Reproduce all lines of the listing below in which the word "with" occurs.

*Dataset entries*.
(begin)

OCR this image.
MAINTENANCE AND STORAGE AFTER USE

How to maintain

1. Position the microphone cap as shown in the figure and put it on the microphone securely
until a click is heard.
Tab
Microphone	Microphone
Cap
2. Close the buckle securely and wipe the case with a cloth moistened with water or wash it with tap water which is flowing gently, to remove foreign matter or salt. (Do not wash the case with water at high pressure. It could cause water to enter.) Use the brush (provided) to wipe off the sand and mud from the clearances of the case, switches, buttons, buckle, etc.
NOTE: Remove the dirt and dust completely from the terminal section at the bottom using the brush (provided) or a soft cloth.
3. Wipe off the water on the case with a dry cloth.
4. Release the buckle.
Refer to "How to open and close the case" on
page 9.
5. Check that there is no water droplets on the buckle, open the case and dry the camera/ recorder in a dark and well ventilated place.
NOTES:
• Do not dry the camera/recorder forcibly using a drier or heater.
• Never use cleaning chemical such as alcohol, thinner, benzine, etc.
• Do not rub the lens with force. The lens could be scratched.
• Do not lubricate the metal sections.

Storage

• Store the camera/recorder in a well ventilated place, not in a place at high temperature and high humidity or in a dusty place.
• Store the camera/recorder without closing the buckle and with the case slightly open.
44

(end)

*ANSWER TO THIS TASK*.
2. Close the buckle securely and wipe the case with a cloth moistened with water or wash it with tap water which is flowing gently, to remove foreign matter or salt. (Do not wash the case with water at high pressure. It could cause water to enter.) Use the brush (provided) to wipe off the sand and mud from the clearances of the case, switches, buttons, buckle, etc.
3. Wipe off the water on the case with a dry cloth.
• Do not rub the lens with force. The lens could be scratched.
• Store the camera/recorder without closing the buckle and with the case slightly open.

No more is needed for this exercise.